╭─ Records for the task

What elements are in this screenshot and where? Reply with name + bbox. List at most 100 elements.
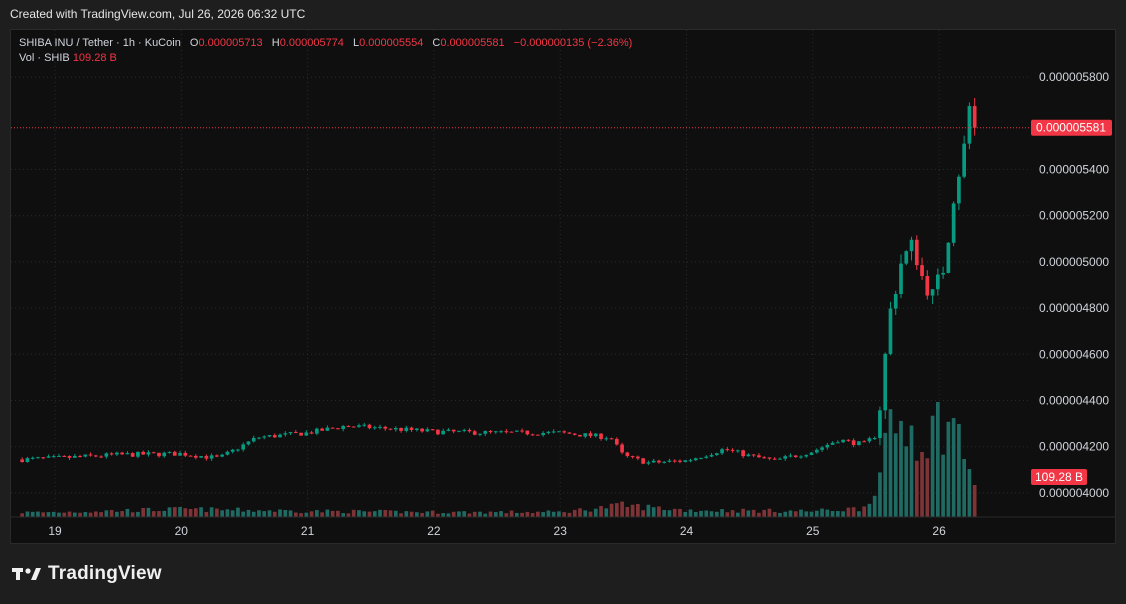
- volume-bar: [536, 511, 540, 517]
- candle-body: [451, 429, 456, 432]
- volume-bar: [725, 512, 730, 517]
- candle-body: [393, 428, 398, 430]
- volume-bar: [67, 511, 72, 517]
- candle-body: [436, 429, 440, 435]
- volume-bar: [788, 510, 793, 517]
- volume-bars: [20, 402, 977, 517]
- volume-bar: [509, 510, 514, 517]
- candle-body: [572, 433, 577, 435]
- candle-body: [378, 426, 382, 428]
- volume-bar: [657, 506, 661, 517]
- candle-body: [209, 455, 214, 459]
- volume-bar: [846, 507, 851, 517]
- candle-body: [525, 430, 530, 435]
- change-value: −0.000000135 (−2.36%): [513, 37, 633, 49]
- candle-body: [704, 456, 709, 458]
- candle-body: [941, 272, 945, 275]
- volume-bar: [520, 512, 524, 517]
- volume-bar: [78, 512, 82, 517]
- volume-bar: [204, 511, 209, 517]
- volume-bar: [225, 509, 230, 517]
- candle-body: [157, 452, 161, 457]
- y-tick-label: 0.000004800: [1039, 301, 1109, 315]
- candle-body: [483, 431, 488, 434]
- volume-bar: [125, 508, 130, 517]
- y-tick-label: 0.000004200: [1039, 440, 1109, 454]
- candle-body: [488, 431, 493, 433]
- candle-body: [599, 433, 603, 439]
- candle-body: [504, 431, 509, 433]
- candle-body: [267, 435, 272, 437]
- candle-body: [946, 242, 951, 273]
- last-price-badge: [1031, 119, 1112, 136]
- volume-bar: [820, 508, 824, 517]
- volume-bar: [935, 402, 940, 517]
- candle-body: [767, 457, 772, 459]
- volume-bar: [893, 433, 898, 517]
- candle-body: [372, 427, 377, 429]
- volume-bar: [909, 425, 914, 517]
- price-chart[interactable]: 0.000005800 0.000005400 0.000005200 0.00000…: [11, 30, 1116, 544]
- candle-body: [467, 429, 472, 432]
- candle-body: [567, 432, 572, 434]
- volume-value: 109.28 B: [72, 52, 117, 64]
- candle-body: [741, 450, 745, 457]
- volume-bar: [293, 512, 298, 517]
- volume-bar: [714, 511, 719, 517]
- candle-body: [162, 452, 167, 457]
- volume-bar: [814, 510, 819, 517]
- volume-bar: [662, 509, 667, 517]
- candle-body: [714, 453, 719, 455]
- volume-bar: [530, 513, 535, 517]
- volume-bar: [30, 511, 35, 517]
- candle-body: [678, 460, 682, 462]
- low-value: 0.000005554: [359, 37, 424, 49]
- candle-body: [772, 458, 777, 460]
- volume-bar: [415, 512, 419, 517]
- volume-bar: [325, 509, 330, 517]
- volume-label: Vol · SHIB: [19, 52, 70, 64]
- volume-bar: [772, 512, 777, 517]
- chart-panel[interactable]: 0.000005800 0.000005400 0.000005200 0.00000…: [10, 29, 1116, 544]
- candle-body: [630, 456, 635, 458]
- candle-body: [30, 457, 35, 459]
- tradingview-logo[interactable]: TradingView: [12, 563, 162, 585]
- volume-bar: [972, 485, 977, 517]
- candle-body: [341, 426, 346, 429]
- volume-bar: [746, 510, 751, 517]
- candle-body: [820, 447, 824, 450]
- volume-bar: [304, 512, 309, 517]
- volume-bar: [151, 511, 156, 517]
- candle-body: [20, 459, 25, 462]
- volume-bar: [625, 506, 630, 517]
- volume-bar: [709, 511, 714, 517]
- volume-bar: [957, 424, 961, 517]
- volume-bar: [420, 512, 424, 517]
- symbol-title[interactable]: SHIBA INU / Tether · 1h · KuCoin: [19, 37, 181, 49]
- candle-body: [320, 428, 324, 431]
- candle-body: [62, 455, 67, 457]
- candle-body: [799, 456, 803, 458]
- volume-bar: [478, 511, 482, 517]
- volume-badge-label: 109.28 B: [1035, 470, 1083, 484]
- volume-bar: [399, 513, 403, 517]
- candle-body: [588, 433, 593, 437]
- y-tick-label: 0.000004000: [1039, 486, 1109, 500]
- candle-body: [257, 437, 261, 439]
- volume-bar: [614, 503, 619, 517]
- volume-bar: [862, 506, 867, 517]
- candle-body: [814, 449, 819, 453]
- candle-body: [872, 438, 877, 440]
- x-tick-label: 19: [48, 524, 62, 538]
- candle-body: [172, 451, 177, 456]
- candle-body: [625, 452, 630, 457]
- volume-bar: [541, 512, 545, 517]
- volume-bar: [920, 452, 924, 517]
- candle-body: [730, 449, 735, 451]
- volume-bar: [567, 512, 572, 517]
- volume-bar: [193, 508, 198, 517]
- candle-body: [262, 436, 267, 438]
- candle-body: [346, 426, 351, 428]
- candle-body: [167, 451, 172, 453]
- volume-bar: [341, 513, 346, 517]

╰─

** Set task **
Print every item above again word for word, leaving out the pictures.

** Problem solution **
What elements are in this screenshot and where? Reply with name + bbox. List at most 100 elements.
- volume-bar: [536, 511, 540, 517]
- candle-body: [451, 429, 456, 432]
- volume-bar: [725, 512, 730, 517]
- candle-body: [393, 428, 398, 430]
- volume-bar: [67, 511, 72, 517]
- candle-body: [436, 429, 440, 435]
- volume-bar: [788, 510, 793, 517]
- volume-bars: [20, 402, 977, 517]
- volume-bar: [509, 510, 514, 517]
- candle-body: [572, 433, 577, 435]
- candle-body: [378, 426, 382, 428]
- volume-bar: [657, 506, 661, 517]
- candle-body: [209, 455, 214, 459]
- volume-bar: [846, 507, 851, 517]
- candle-body: [525, 430, 530, 435]
- change-value: −0.000000135 (−2.36%): [513, 37, 633, 49]
- candle-body: [704, 456, 709, 458]
- candle-body: [941, 272, 945, 275]
- volume-bar: [520, 512, 524, 517]
- volume-bar: [78, 512, 82, 517]
- volume-bar: [204, 511, 209, 517]
- volume-bar: [225, 509, 230, 517]
- candle-body: [157, 452, 161, 457]
- y-tick-label: 0.000004800: [1039, 301, 1109, 315]
- candle-body: [483, 431, 488, 434]
- volume-bar: [125, 508, 130, 517]
- y-tick-label: 0.000004200: [1039, 440, 1109, 454]
- candle-body: [488, 431, 493, 433]
- candle-body: [599, 433, 603, 439]
- candle-body: [504, 431, 509, 433]
- candle-body: [267, 435, 272, 437]
- candle-body: [946, 242, 951, 273]
- last-price-badge: [1031, 119, 1112, 136]
- volume-bar: [820, 508, 824, 517]
- volume-bar: [935, 402, 940, 517]
- candle-body: [767, 457, 772, 459]
- volume-bar: [893, 433, 898, 517]
- candle-body: [372, 427, 377, 429]
- volume-bar: [909, 425, 914, 517]
- price-chart[interactable]: 0.000005800 0.000005400 0.000005200 0.00000…: [11, 30, 1116, 544]
- candle-body: [467, 429, 472, 432]
- candle-body: [567, 432, 572, 434]
- volume-value: 109.28 B: [72, 52, 117, 64]
- candle-body: [741, 450, 745, 457]
- volume-bar: [293, 512, 298, 517]
- volume-bar: [714, 511, 719, 517]
- candle-body: [162, 452, 167, 457]
- volume-bar: [814, 510, 819, 517]
- volume-bar: [662, 509, 667, 517]
- candle-body: [714, 453, 719, 455]
- volume-bar: [530, 513, 535, 517]
- volume-bar: [30, 511, 35, 517]
- candle-body: [678, 460, 682, 462]
- low-value: 0.000005554: [359, 37, 424, 49]
- candle-body: [772, 458, 777, 460]
- volume-bar: [415, 512, 419, 517]
- volume-bar: [325, 509, 330, 517]
- volume-label: Vol · SHIB: [19, 52, 70, 64]
- volume-bar: [772, 512, 777, 517]
- chart-panel[interactable]: 0.000005800 0.000005400 0.000005200 0.00000…: [10, 29, 1116, 544]
- candle-body: [630, 456, 635, 458]
- candle-body: [30, 457, 35, 459]
- tradingview-logo[interactable]: TradingView: [12, 563, 162, 585]
- volume-bar: [972, 485, 977, 517]
- candle-body: [341, 426, 346, 429]
- volume-bar: [746, 510, 751, 517]
- candle-body: [820, 447, 824, 450]
- volume-bar: [304, 512, 309, 517]
- volume-bar: [151, 511, 156, 517]
- candle-body: [20, 459, 25, 462]
- volume-bar: [625, 506, 630, 517]
- volume-bar: [709, 511, 714, 517]
- volume-bar: [957, 424, 961, 517]
- volume-bar: [420, 512, 424, 517]
- symbol-title[interactable]: SHIBA INU / Tether · 1h · KuCoin: [19, 37, 181, 49]
- candle-body: [320, 428, 324, 431]
- candle-body: [62, 455, 67, 457]
- candle-body: [799, 456, 803, 458]
- volume-bar: [478, 511, 482, 517]
- volume-badge-label: 109.28 B: [1035, 470, 1083, 484]
- volume-bar: [399, 513, 403, 517]
- candle-body: [588, 433, 593, 437]
- y-tick-label: 0.000004000: [1039, 486, 1109, 500]
- candle-body: [257, 437, 261, 439]
- volume-bar: [614, 503, 619, 517]
- volume-bar: [862, 506, 867, 517]
- candle-body: [814, 449, 819, 453]
- candle-body: [872, 438, 877, 440]
- x-tick-label: 19: [48, 524, 62, 538]
- candle-body: [172, 451, 177, 456]
- candle-body: [625, 452, 630, 457]
- volume-bar: [541, 512, 545, 517]
- volume-bar: [920, 452, 924, 517]
- candle-body: [730, 449, 735, 451]
- volume-bar: [567, 512, 572, 517]
- volume-bar: [193, 508, 198, 517]
- candle-body: [262, 436, 267, 438]
- candle-body: [346, 426, 351, 428]
- candle-body: [167, 451, 172, 453]
- volume-bar: [341, 513, 346, 517]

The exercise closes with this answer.